* [TASK OBJECTIVE]
Scan the listing below. Report each line that includes "screenshot".

— BEGIN —

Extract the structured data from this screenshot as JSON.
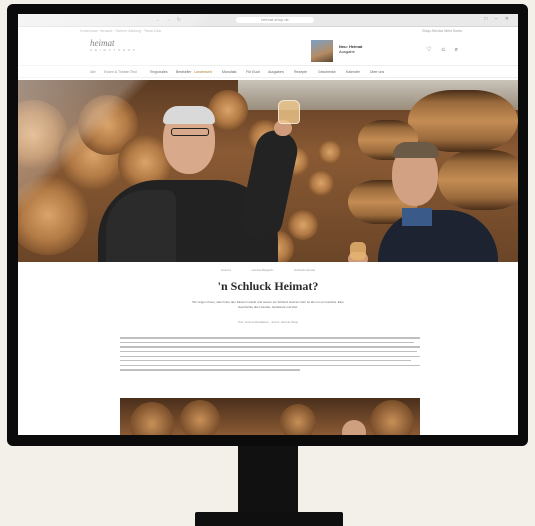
{
  "browser": {
    "nav_icons": "← → ↻",
    "url": "heimat-shop.de",
    "window_controls": "□ – ✕"
  },
  "site": {
    "topbar_left": "Kostenloser Versand · Sichere Zahlung · Treue-Club",
    "topbar_right": "Shop-Service   Mein Konto",
    "logo_main": "heimat",
    "logo_sub": "H E I M A T   S H O P",
    "promo_line1": "Neu: Heimat",
    "promo_line2": "Ausgabe",
    "header_icons": "♡ ⌂ ⌕",
    "menu": [
      "Alle",
      "Essen & Trinken",
      "Tirol",
      "Regionales",
      "Bestseller",
      "Landesweit",
      "Manufakt.",
      "Für Euch",
      "Ausgaben",
      "Rezepte",
      "Geschenke",
      "Kalender",
      "Über uns"
    ]
  },
  "article": {
    "breadcrumb": [
      "Heimat",
      "Heimat-Magazin",
      "Schluck Heimat"
    ],
    "title": "'n Schluck Heimat?",
    "lead": "Wir zeigen Ihnen, was hinter den Fässern steckt und warum ein Schluck Heimat mehr ist als nur ein Getränk. Eine Geschichte über Familie, Handwerk und Zeit.",
    "byline": "Text: Heimat Redaktion · Fotos: Heimat Shop"
  }
}
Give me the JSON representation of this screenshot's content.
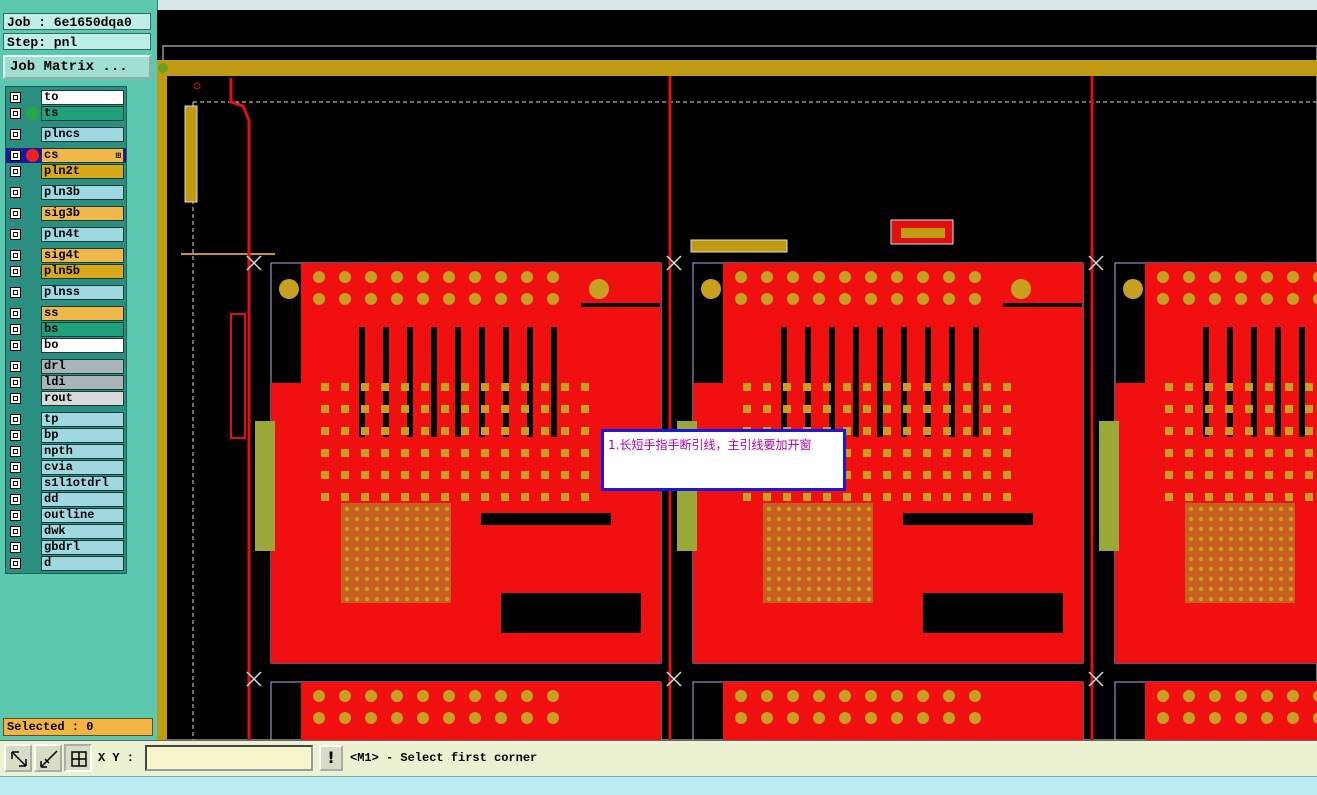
{
  "header": {
    "job": "Job : 6e1650dqa0",
    "step": "Step: pnl"
  },
  "job_matrix_label": "Job Matrix ...",
  "layers": [
    {
      "name": "to",
      "color": "#ffffff",
      "dot": ""
    },
    {
      "name": "ts",
      "color": "#1ea07a",
      "dot": "#22a84a"
    },
    {
      "name": "plncs",
      "color": "#9fd8e0",
      "dot": ""
    },
    {
      "name": "cs",
      "color": "#f0b84a",
      "dot": "#ee2020",
      "active": true,
      "marker": "⊞"
    },
    {
      "name": "pln2t",
      "color": "#d8a818",
      "dot": ""
    },
    {
      "name": "pln3b",
      "color": "#9fd8e0",
      "dot": ""
    },
    {
      "name": "sig3b",
      "color": "#f0b84a",
      "dot": ""
    },
    {
      "name": "pln4t",
      "color": "#9fd8e0",
      "dot": ""
    },
    {
      "name": "sig4t",
      "color": "#f0b84a",
      "dot": ""
    },
    {
      "name": "pln5b",
      "color": "#d8a818",
      "dot": ""
    },
    {
      "name": "plnss",
      "color": "#9fd8e0",
      "dot": ""
    },
    {
      "name": "ss",
      "color": "#f0b84a",
      "dot": ""
    },
    {
      "name": "bs",
      "color": "#1ea07a",
      "dot": ""
    },
    {
      "name": "bo",
      "color": "#ffffff",
      "dot": ""
    },
    {
      "name": "drl",
      "color": "#a8b4b8",
      "dot": ""
    },
    {
      "name": "ldi",
      "color": "#a8b4b8",
      "dot": ""
    },
    {
      "name": "rout",
      "color": "#d8d8d8",
      "dot": ""
    },
    {
      "name": "tp",
      "color": "#9fd8e0",
      "dot": ""
    },
    {
      "name": "bp",
      "color": "#9fd8e0",
      "dot": ""
    },
    {
      "name": "npth",
      "color": "#9fd8e0",
      "dot": ""
    },
    {
      "name": "cvia",
      "color": "#9fd8e0",
      "dot": ""
    },
    {
      "name": "s1l1otdrl",
      "color": "#9fd8e0",
      "dot": ""
    },
    {
      "name": "dd",
      "color": "#9fd8e0",
      "dot": ""
    },
    {
      "name": "outline",
      "color": "#9fd8e0",
      "dot": ""
    },
    {
      "name": "dwk",
      "color": "#9fd8e0",
      "dot": ""
    },
    {
      "name": "gbdrl",
      "color": "#9fd8e0",
      "dot": ""
    },
    {
      "name": "d",
      "color": "#9fd8e0",
      "dot": ""
    }
  ],
  "selected_label": "Selected : 0",
  "toolbar": {
    "xy_label": "X Y :",
    "xy_value": "",
    "alert_glyph": "!"
  },
  "status_message": "<M1> - Select first corner",
  "annotation_note": "1.长短手指手断引线，主引线要加开窗",
  "colors": {
    "copper": "#f01010",
    "pad": "#c8a020",
    "board_bg": "#000000"
  }
}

— END —

* [OUTPUT]
Extract the structured data from this screenshot as JSON.
Give me the JSON representation of this screenshot's content.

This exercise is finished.